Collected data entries
···
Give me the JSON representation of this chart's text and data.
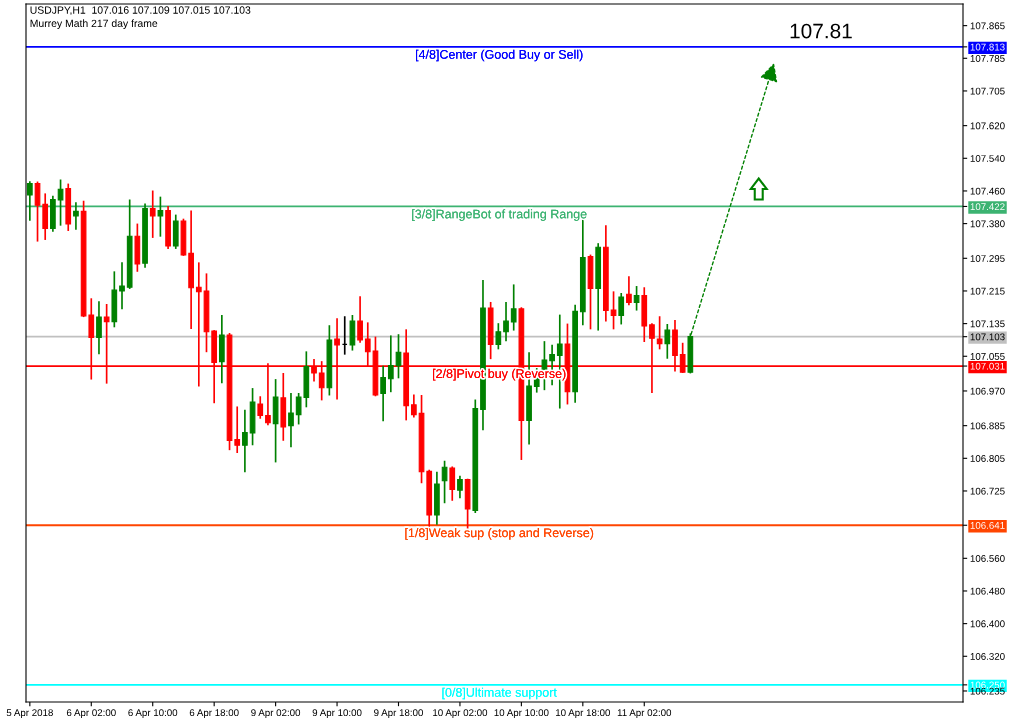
{
  "chart_data": {
    "type": "candlestick",
    "title": "USDJPY,H1  107.016 107.109 107.015 107.103",
    "subtitle": "Murrey Math 217 day frame",
    "categories": [
      "5 Apr 2018",
      null,
      null,
      null,
      null,
      null,
      null,
      null,
      "6 Apr 02:00",
      null,
      null,
      null,
      null,
      null,
      null,
      null,
      "6 Apr 10:00",
      null,
      null,
      null,
      null,
      null,
      null,
      null,
      "6 Apr 18:00",
      null,
      null,
      null,
      null,
      null,
      null,
      null,
      "9 Apr 02:00",
      null,
      null,
      null,
      null,
      null,
      null,
      null,
      "9 Apr 10:00",
      null,
      null,
      null,
      null,
      null,
      null,
      null,
      "9 Apr 18:00",
      null,
      null,
      null,
      null,
      null,
      null,
      null,
      "10 Apr 02:00",
      null,
      null,
      null,
      null,
      null,
      null,
      null,
      "10 Apr 10:00",
      null,
      null,
      null,
      null,
      null,
      null,
      null,
      "10 Apr 18:00",
      null,
      null,
      null,
      null,
      null,
      null,
      null,
      "11 Apr 02:00",
      null,
      null,
      null,
      null,
      null,
      null,
      null,
      null,
      null,
      null,
      null,
      null,
      null,
      null,
      null,
      null,
      null,
      null,
      null,
      null,
      null,
      null,
      null,
      null,
      null,
      null,
      null,
      null,
      null,
      null,
      null,
      null,
      null,
      null,
      null,
      null,
      null,
      null,
      null,
      null,
      null
    ],
    "ohlc": [
      [
        107.45,
        107.482,
        107.389,
        107.478
      ],
      [
        107.478,
        107.481,
        107.338,
        107.425
      ],
      [
        107.427,
        107.452,
        107.342,
        107.368
      ],
      [
        107.368,
        107.446,
        107.362,
        107.439
      ],
      [
        107.438,
        107.486,
        107.377,
        107.464
      ],
      [
        107.466,
        107.476,
        107.364,
        107.379
      ],
      [
        107.399,
        107.43,
        107.367,
        107.41
      ],
      [
        107.41,
        107.434,
        107.153,
        107.154
      ],
      [
        107.156,
        107.195,
        107.0,
        107.101
      ],
      [
        107.101,
        107.188,
        107.062,
        107.151
      ],
      [
        107.151,
        107.181,
        106.99,
        107.14
      ],
      [
        107.14,
        107.261,
        107.128,
        107.217
      ],
      [
        107.215,
        107.283,
        107.172,
        107.227
      ],
      [
        107.224,
        107.437,
        107.222,
        107.349
      ],
      [
        107.349,
        107.378,
        107.264,
        107.281
      ],
      [
        107.283,
        107.427,
        107.274,
        107.417
      ],
      [
        107.417,
        107.459,
        107.347,
        107.399
      ],
      [
        107.399,
        107.444,
        107.35,
        107.412
      ],
      [
        107.412,
        107.421,
        107.32,
        107.325
      ],
      [
        107.325,
        107.4,
        107.32,
        107.386
      ],
      [
        107.386,
        107.39,
        107.303,
        107.303
      ],
      [
        107.307,
        107.41,
        107.124,
        107.223
      ],
      [
        107.224,
        107.283,
        106.983,
        107.213
      ],
      [
        107.215,
        107.256,
        107.067,
        107.115
      ],
      [
        107.117,
        107.117,
        106.942,
        107.04
      ],
      [
        107.042,
        107.154,
        106.991,
        107.107
      ],
      [
        107.107,
        107.11,
        106.827,
        106.849
      ],
      [
        106.851,
        106.93,
        106.82,
        106.837
      ],
      [
        106.837,
        106.922,
        106.773,
        106.868
      ],
      [
        106.867,
        106.975,
        106.839,
        106.943
      ],
      [
        106.938,
        106.955,
        106.904,
        106.91
      ],
      [
        106.91,
        107.036,
        106.888,
        106.892
      ],
      [
        106.89,
        106.997,
        106.797,
        106.955
      ],
      [
        106.953,
        107.012,
        106.85,
        106.882
      ],
      [
        106.885,
        106.963,
        106.834,
        106.916
      ],
      [
        106.912,
        106.963,
        106.89,
        106.955
      ],
      [
        106.954,
        107.065,
        106.932,
        107.03
      ],
      [
        107.03,
        107.046,
        106.995,
        107.014
      ],
      [
        107.014,
        107.041,
        106.949,
        106.978
      ],
      [
        106.978,
        107.129,
        106.961,
        107.095
      ],
      [
        107.097,
        107.146,
        106.951,
        107.083
      ],
      [
        107.084,
        107.151,
        107.061,
        107.084
      ],
      [
        107.083,
        107.154,
        107.071,
        107.141
      ],
      [
        107.141,
        107.2,
        107.09,
        107.095
      ],
      [
        107.097,
        107.136,
        107.033,
        107.066
      ],
      [
        107.068,
        107.101,
        106.959,
        106.96
      ],
      [
        106.964,
        107.03,
        106.898,
        107.003
      ],
      [
        107.0,
        107.104,
        106.969,
        107.032
      ],
      [
        107.032,
        107.107,
        107.003,
        107.065
      ],
      [
        107.063,
        107.119,
        106.9,
        106.934
      ],
      [
        106.936,
        106.959,
        106.907,
        106.912
      ],
      [
        106.915,
        106.958,
        106.746,
        106.772
      ],
      [
        106.773,
        106.775,
        106.63,
        106.666
      ],
      [
        106.666,
        106.77,
        106.644,
        106.742
      ],
      [
        106.75,
        106.797,
        106.697,
        106.783
      ],
      [
        106.781,
        106.783,
        106.703,
        106.729
      ],
      [
        106.727,
        106.76,
        106.709,
        106.753
      ],
      [
        106.753,
        106.753,
        106.635,
        106.681
      ],
      [
        106.677,
        106.947,
        106.673,
        106.927
      ],
      [
        106.925,
        107.24,
        106.876,
        107.173
      ],
      [
        107.173,
        107.186,
        107.05,
        107.084
      ],
      [
        107.084,
        107.134,
        107.074,
        107.115
      ],
      [
        107.115,
        107.186,
        107.094,
        107.141
      ],
      [
        107.139,
        107.229,
        107.12,
        107.171
      ],
      [
        107.171,
        107.173,
        106.803,
        106.898
      ],
      [
        106.898,
        107.063,
        106.841,
        106.982
      ],
      [
        106.981,
        107.024,
        106.968,
        107.008
      ],
      [
        107.008,
        107.09,
        106.974,
        107.046
      ],
      [
        107.044,
        107.081,
        106.986,
        107.059
      ],
      [
        107.057,
        107.155,
        106.929,
        107.085
      ],
      [
        107.085,
        107.133,
        106.939,
        106.968
      ],
      [
        106.968,
        107.179,
        106.943,
        107.165
      ],
      [
        107.164,
        107.405,
        107.133,
        107.297
      ],
      [
        107.299,
        107.302,
        107.123,
        107.221
      ],
      [
        107.221,
        107.33,
        107.12,
        107.322
      ],
      [
        107.322,
        107.374,
        107.142,
        107.167
      ],
      [
        107.168,
        107.212,
        107.123,
        107.155
      ],
      [
        107.155,
        107.208,
        107.135,
        107.2
      ],
      [
        107.207,
        107.249,
        107.182,
        107.187
      ],
      [
        107.187,
        107.225,
        107.169,
        107.204
      ],
      [
        107.204,
        107.222,
        107.092,
        107.129
      ],
      [
        107.132,
        107.134,
        106.967,
        107.099
      ],
      [
        107.097,
        107.151,
        107.074,
        107.086
      ],
      [
        107.086,
        107.132,
        107.051,
        107.119
      ],
      [
        107.119,
        107.142,
        107.02,
        107.057
      ],
      [
        107.059,
        107.086,
        107.016,
        107.016
      ],
      [
        107.016,
        107.109,
        107.015,
        107.103
      ],
      null,
      null,
      null,
      null,
      null,
      null,
      null,
      null,
      null,
      null,
      null,
      null,
      null,
      null,
      null,
      null,
      null,
      null,
      null,
      null,
      null,
      null,
      null,
      null,
      null,
      null,
      null,
      null,
      null,
      null,
      null,
      null,
      null,
      null,
      null
    ],
    "colors": [
      "#008000",
      "#ff0000",
      "#ff0000",
      "#008000",
      "#008000",
      "#ff0000",
      "#008000",
      "#ff0000",
      "#ff0000",
      "#008000",
      "#ff0000",
      "#008000",
      "#008000",
      "#008000",
      "#ff0000",
      "#008000",
      "#ff0000",
      "#008000",
      "#ff0000",
      "#008000",
      "#ff0000",
      "#ff0000",
      "#ff0000",
      "#ff0000",
      "#ff0000",
      "#008000",
      "#ff0000",
      "#ff0000",
      "#008000",
      "#008000",
      "#ff0000",
      "#ff0000",
      "#008000",
      "#ff0000",
      "#008000",
      "#008000",
      "#008000",
      "#ff0000",
      "#ff0000",
      "#008000",
      "#ff0000",
      "#000000",
      "#008000",
      "#ff0000",
      "#ff0000",
      "#ff0000",
      "#008000",
      "#008000",
      "#008000",
      "#ff0000",
      "#ff0000",
      "#ff0000",
      "#ff0000",
      "#008000",
      "#008000",
      "#ff0000",
      "#008000",
      "#ff0000",
      "#008000",
      "#008000",
      "#ff0000",
      "#008000",
      "#008000",
      "#008000",
      "#ff0000",
      "#008000",
      "#008000",
      "#008000",
      "#008000",
      "#008000",
      "#ff0000",
      "#008000",
      "#008000",
      "#ff0000",
      "#008000",
      "#ff0000",
      "#ff0000",
      "#008000",
      "#ff0000",
      "#008000",
      "#ff0000",
      "#ff0000",
      "#ff0000",
      "#008000",
      "#ff0000",
      "#ff0000",
      "#008000",
      null,
      null,
      null,
      null,
      null,
      null,
      null,
      null,
      null,
      null,
      null,
      null,
      null,
      null,
      null,
      null,
      null,
      null,
      null,
      null,
      null,
      null,
      null,
      null,
      null,
      null,
      null,
      null,
      null,
      null,
      null,
      null,
      null,
      null,
      null
    ],
    "ylim": [
      106.208,
      107.918
    ],
    "yticks": [
      107.865,
      {
        "value": 107.813,
        "label": "107.813"
      },
      107.785,
      107.705,
      {
        "value": 107.62,
        "label": "107.620"
      },
      {
        "value": 107.54,
        "label": "107.540"
      },
      {
        "value": 107.46,
        "label": "107.460"
      },
      {
        "value": 107.422,
        "label": "107.422"
      },
      {
        "value": 107.38,
        "label": "107.380"
      },
      107.295,
      107.215,
      107.135,
      {
        "value": 107.103,
        "label": "107.103"
      },
      107.055,
      {
        "value": 107.031,
        "label": "107.031"
      },
      {
        "value": 106.97,
        "label": "106.970"
      },
      106.885,
      106.805,
      106.725,
      {
        "value": 106.641,
        "label": "106.641"
      },
      {
        "value": 106.56,
        "label": "106.560"
      },
      {
        "value": 106.48,
        "label": "106.480"
      },
      {
        "value": 106.4,
        "label": "106.400"
      },
      {
        "value": 106.32,
        "label": "106.320"
      },
      {
        "value": 106.25,
        "label": "106.250"
      },
      106.235
    ],
    "ref_lines": [
      {
        "axis": "y",
        "value": 107.813,
        "label": "[4/8]Center (Good Buy or Sell)",
        "color": "#0000ff"
      },
      {
        "axis": "y",
        "value": 107.422,
        "label": "[3/8]RangeBot of trading Range",
        "color": "#3cb371"
      },
      {
        "axis": "y",
        "value": 107.103,
        "color": "#c0c0c0"
      },
      {
        "axis": "y",
        "value": 107.031,
        "label": "[2/8]Pivot buy (Reverse)",
        "color": "#ff0000"
      },
      {
        "axis": "y",
        "value": 106.641,
        "label": "[1/8]Weak sup (stop and Reverse)",
        "color": "#ff4500"
      },
      {
        "axis": "y",
        "value": 106.25,
        "label": "[0/8]Ultimate support",
        "color": "#00ffff"
      }
    ],
    "annotations": [
      {
        "text": "107.81",
        "y": 107.81
      }
    ],
    "grid": false,
    "legend": false
  }
}
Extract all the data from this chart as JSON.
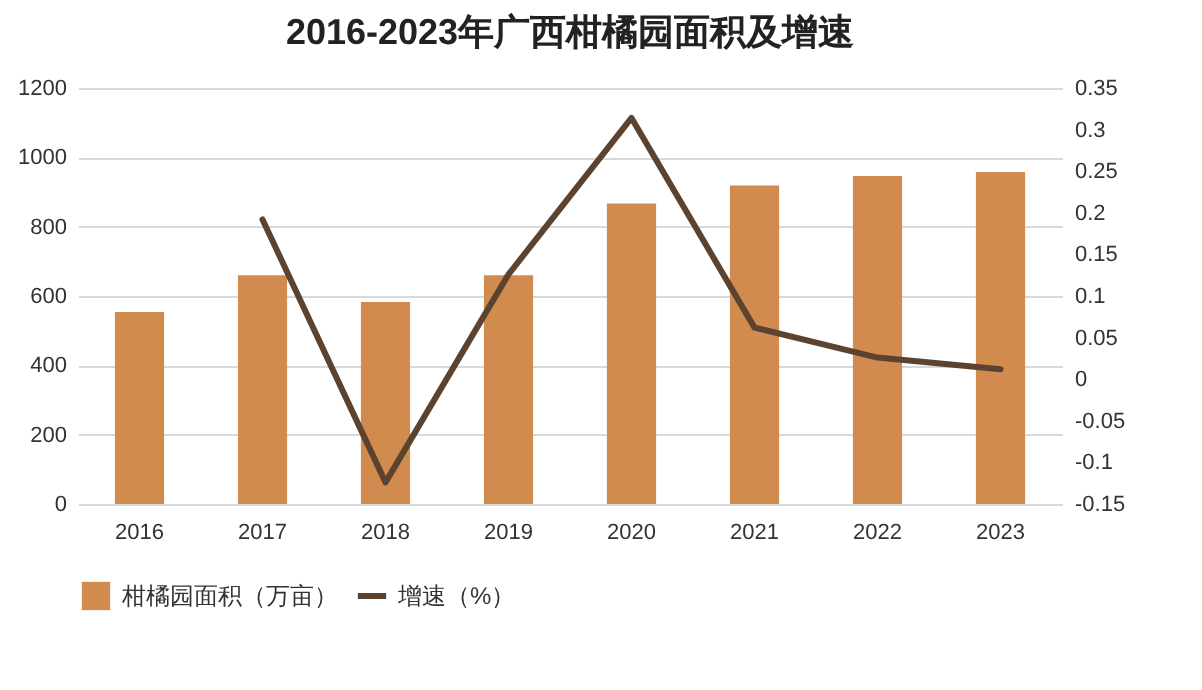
···
* [To do]: What is the number of lines in the listing above that contain the string "this"? Give only the number.

* [Exercise response]: 2